* **Extracted data entries**
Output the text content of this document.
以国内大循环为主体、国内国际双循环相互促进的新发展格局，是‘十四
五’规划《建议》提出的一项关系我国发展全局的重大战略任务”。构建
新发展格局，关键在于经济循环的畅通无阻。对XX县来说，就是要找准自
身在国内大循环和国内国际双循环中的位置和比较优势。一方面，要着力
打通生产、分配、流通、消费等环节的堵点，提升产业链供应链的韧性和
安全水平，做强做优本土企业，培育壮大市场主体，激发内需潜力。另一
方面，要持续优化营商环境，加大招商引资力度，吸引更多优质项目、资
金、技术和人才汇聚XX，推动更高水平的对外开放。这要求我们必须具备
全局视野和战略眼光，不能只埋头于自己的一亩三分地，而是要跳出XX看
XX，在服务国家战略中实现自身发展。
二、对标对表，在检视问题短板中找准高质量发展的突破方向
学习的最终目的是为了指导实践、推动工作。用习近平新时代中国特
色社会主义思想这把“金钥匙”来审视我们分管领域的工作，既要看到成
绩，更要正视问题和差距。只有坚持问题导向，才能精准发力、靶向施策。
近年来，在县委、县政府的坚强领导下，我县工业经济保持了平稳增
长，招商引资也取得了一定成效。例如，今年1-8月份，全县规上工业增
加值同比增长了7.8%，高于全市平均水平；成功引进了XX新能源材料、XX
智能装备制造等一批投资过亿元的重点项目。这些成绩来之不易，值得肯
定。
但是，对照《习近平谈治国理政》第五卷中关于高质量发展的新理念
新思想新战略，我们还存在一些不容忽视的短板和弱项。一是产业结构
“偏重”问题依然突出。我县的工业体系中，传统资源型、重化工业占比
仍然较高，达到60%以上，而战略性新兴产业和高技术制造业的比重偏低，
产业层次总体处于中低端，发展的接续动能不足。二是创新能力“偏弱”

* **To be done**
Restate each record word for word.

* **Result of the exercise**
Output the text content of this document.
以国内大循环为主体、国内国际双循环相互促进的新发展格局，是‘十四
五’规划《建议》提出的一项关系我国发展全局的重大战略任务”。构建
新发展格局，关键在于经济循环的畅通无阻。对XX县来说，就是要找准自
身在国内大循环和国内国际双循环中的位置和比较优势。一方面，要着力
打通生产、分配、流通、消费等环节的堵点，提升产业链供应链的韧性和
安全水平，做强做优本土企业，培育壮大市场主体，激发内需潜力。另一
方面，要持续优化营商环境，加大招商引资力度，吸引更多优质项目、资
金、技术和人才汇聚XX，推动更高水平的对外开放。这要求我们必须具备
全局视野和战略眼光，不能只埋头于自己的一亩三分地，而是要跳出XX看
XX，在服务国家战略中实现自身发展。
二、对标对表，在检视问题短板中找准高质量发展的突破方向
学习的最终目的是为了指导实践、推动工作。用习近平新时代中国特
色社会主义思想这把“金钥匙”来审视我们分管领域的工作，既要看到成
绩，更要正视问题和差距。只有坚持问题导向，才能精准发力、靶向施策。
近年来，在县委、县政府的坚强领导下，我县工业经济保持了平稳增
长，招商引资也取得了一定成效。例如，今年1-8月份，全县规上工业增
加值同比增长了7.8%，高于全市平均水平；成功引进了XX新能源材料、XX
智能装备制造等一批投资过亿元的重点项目。这些成绩来之不易，值得肯
定。
但是，对照《习近平谈治国理政》第五卷中关于高质量发展的新理念
新思想新战略，我们还存在一些不容忽视的短板和弱项。一是产业结构
“偏重”问题依然突出。我县的工业体系中，传统资源型、重化工业占比
仍然较高，达到60%以上，而战略性新兴产业和高技术制造业的比重偏低，
产业层次总体处于中低端，发展的接续动能不足。二是创新能力“偏弱”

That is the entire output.